[WHAT IS REQUIRED]:
Single out the lines that include the word "default". Copy them.
☆ ☆ ☆ ☆ ☆ ☆ ☆
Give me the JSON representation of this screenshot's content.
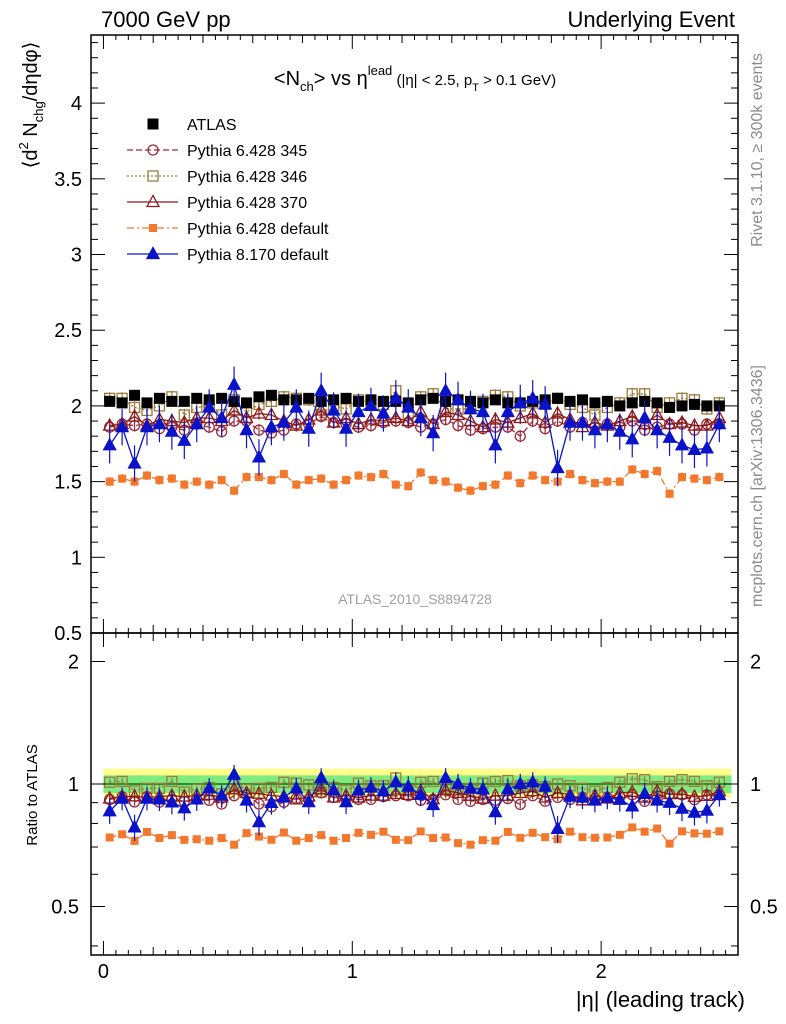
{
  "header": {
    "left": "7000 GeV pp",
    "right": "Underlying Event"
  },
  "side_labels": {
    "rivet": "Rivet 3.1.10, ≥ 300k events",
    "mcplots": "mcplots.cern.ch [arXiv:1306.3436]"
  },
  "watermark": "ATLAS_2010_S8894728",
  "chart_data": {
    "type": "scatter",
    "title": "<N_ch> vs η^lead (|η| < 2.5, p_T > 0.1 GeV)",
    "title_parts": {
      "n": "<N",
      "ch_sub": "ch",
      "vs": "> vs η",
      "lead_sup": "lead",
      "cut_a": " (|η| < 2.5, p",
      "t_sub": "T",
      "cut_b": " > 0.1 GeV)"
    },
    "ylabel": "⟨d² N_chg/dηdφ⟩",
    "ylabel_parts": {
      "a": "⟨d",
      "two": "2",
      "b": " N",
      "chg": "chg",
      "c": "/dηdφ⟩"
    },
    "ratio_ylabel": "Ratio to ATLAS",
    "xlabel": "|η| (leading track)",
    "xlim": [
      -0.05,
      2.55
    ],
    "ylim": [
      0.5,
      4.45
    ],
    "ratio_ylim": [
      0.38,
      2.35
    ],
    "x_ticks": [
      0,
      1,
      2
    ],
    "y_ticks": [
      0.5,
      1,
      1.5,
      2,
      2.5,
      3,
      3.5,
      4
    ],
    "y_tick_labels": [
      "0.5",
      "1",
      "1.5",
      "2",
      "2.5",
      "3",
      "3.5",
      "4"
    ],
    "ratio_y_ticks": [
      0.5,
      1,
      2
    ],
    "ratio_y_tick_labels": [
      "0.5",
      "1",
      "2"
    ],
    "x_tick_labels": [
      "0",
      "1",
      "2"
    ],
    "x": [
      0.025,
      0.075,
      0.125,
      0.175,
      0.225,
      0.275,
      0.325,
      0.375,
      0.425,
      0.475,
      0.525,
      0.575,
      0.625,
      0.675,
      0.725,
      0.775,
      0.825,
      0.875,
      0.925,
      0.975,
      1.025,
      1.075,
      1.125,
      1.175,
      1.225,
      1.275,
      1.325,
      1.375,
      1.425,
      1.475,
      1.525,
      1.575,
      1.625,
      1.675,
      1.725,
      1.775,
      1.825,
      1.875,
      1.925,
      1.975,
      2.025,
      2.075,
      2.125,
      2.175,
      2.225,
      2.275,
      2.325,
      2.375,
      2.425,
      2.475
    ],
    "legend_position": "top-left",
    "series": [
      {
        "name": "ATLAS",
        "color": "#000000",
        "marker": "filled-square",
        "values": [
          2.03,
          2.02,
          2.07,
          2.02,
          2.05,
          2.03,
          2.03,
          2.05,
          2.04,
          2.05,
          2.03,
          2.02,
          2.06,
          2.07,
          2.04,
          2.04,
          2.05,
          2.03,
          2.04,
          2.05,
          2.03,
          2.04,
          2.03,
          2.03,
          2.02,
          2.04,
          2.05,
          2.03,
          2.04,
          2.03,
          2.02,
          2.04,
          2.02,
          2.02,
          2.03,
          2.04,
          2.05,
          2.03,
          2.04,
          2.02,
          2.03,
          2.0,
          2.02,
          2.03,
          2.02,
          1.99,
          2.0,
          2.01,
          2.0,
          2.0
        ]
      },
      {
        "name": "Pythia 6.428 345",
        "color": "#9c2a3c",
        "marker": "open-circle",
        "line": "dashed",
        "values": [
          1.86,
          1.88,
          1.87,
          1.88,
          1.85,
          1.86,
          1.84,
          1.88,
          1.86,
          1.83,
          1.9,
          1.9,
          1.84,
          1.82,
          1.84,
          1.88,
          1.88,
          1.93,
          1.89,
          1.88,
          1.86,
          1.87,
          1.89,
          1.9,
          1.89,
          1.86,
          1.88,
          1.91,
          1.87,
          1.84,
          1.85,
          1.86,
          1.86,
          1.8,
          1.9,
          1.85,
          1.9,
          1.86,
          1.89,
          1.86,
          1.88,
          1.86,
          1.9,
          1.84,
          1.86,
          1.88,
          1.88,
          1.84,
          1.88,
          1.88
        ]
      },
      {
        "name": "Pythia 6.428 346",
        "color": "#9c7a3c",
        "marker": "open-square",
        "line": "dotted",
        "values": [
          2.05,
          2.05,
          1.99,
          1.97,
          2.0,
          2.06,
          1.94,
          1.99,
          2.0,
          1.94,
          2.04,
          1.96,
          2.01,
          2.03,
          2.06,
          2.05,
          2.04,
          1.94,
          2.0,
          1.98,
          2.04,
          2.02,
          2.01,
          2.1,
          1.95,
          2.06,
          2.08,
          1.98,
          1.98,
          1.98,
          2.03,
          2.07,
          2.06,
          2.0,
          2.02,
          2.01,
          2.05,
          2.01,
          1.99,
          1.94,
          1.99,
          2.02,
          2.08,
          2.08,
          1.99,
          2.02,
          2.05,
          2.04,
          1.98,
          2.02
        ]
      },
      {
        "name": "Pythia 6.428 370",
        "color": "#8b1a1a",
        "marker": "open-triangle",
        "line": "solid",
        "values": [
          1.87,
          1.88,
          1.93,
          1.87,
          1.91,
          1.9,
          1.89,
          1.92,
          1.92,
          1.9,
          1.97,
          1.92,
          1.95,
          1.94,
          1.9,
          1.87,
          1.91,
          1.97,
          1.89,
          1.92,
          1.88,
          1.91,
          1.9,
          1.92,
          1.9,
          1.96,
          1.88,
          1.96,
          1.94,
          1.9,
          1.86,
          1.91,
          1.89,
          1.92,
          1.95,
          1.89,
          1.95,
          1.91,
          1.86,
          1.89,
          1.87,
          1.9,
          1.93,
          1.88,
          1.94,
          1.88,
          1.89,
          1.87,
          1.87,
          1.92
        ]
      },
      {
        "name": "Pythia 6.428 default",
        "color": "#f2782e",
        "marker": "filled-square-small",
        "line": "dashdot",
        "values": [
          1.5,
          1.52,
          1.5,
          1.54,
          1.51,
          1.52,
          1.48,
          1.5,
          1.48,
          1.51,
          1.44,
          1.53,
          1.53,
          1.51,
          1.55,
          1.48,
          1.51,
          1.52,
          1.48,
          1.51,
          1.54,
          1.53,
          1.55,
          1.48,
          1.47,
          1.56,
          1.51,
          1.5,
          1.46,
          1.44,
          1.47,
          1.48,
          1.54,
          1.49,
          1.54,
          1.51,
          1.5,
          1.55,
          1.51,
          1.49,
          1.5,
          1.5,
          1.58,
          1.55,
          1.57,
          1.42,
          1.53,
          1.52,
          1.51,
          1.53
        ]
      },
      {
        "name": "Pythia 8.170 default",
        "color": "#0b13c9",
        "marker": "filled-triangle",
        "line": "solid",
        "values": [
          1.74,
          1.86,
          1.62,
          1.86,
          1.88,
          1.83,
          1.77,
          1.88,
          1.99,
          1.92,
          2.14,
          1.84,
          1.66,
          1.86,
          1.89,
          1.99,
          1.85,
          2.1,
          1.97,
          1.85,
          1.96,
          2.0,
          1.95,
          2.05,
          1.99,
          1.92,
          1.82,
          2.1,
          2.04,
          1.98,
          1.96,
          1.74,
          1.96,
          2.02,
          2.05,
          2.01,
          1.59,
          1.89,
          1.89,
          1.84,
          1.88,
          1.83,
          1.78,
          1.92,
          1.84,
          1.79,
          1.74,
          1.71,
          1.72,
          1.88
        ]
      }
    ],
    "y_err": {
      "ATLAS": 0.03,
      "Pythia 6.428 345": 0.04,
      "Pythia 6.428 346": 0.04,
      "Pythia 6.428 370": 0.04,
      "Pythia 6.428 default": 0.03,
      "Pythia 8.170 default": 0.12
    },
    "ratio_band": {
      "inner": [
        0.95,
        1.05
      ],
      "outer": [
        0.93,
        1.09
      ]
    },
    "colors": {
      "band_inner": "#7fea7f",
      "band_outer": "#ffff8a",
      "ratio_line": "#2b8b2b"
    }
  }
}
☆ ☆ ☆ ☆ ☆ ☆ ☆
[PROBLEM SOLUTION]:
        "name": "Pythia 6.428 default",
        "name": "Pythia 8.170 default",
      "Pythia 6.428 default": 0.03,
      "Pythia 8.170 default": 0.12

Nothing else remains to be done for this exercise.